Find each line in the following listing that has the string "COLLABORATIVE", then state the count and nothing else.

── Material for this exercise

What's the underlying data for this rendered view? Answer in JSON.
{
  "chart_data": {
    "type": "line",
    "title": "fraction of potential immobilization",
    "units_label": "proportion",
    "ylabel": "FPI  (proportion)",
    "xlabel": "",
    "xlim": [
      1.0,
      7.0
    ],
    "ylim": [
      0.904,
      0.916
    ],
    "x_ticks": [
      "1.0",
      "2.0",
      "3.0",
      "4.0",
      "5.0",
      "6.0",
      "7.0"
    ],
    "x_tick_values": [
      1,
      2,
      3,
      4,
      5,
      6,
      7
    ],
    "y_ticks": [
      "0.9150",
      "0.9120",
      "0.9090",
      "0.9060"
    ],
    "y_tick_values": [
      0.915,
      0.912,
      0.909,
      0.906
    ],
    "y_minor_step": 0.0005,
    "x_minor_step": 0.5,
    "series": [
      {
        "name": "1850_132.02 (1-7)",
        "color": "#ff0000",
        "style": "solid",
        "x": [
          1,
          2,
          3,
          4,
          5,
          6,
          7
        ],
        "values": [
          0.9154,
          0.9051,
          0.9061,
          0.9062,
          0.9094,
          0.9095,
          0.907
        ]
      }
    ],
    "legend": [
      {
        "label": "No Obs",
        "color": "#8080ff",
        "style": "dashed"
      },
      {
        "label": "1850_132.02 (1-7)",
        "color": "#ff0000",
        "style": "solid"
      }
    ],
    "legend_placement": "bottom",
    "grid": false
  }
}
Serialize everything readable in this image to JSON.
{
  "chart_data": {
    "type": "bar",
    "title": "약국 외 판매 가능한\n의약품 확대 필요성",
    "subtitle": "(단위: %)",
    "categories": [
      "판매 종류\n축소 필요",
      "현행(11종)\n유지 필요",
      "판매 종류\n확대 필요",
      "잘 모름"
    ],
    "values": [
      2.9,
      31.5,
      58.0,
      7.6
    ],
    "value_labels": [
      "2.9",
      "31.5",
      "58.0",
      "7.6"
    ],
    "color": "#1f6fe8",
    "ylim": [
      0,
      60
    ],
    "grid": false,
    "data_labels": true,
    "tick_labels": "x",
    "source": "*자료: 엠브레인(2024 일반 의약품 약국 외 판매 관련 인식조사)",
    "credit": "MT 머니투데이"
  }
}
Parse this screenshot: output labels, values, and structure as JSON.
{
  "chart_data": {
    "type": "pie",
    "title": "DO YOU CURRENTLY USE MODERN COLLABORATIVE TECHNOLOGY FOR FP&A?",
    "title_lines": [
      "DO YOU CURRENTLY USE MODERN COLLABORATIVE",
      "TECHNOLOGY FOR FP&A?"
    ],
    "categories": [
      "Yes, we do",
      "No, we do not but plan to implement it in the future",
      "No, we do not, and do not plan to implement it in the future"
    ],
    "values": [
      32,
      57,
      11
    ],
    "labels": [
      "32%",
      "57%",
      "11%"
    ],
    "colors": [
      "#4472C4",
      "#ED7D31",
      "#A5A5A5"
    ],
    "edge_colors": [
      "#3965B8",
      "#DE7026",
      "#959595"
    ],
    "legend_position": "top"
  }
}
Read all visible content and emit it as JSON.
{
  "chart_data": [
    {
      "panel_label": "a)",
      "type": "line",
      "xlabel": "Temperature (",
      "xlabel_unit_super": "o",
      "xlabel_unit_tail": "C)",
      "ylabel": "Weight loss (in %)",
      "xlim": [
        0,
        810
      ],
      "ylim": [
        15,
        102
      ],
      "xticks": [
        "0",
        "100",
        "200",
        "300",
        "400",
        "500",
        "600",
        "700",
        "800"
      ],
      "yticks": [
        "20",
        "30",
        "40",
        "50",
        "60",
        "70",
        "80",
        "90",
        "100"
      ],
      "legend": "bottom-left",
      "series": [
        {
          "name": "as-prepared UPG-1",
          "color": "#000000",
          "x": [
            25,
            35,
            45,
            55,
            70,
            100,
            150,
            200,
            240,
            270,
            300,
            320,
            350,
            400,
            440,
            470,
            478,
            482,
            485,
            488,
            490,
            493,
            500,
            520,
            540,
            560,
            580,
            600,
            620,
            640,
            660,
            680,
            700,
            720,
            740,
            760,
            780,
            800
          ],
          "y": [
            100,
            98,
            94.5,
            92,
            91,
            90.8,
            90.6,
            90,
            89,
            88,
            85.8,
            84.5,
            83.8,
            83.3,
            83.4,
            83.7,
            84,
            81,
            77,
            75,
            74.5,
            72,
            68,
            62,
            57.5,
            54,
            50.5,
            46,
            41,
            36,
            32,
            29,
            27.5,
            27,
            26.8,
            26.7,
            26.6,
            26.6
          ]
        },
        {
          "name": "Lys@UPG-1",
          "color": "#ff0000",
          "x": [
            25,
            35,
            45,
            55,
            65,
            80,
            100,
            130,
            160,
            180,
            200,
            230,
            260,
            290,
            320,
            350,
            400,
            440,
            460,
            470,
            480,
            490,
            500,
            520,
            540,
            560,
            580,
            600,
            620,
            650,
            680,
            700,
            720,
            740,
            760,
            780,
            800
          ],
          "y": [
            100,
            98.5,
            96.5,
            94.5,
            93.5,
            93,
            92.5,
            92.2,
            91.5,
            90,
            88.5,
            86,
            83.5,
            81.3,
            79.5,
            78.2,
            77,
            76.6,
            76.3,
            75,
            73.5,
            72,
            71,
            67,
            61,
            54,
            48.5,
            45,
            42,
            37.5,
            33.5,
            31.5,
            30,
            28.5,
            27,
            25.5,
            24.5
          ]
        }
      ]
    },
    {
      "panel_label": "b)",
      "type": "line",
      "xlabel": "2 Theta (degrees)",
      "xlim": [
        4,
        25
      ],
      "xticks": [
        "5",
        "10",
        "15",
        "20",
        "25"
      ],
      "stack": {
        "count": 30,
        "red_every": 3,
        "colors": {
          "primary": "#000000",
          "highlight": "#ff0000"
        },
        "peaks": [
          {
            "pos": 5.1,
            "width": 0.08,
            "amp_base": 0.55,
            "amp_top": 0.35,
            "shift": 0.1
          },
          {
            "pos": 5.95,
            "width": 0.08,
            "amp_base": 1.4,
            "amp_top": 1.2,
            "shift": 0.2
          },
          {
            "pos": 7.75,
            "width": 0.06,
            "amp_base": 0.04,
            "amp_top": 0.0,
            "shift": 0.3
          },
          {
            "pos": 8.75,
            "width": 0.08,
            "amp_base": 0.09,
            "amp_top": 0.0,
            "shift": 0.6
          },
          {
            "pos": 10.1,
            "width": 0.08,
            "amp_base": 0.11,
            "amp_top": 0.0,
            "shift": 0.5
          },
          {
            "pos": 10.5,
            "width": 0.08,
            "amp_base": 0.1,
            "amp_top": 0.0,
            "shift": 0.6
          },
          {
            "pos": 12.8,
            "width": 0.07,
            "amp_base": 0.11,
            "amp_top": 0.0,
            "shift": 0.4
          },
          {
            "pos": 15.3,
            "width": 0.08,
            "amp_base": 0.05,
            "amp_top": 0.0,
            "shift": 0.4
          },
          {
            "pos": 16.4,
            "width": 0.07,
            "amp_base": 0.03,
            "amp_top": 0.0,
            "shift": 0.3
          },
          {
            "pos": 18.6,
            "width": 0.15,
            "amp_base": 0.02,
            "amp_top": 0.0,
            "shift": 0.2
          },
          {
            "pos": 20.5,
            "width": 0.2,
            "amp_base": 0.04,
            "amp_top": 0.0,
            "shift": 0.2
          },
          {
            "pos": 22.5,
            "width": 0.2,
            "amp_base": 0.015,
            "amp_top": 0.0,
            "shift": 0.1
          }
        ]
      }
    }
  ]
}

────

**The answer:** 2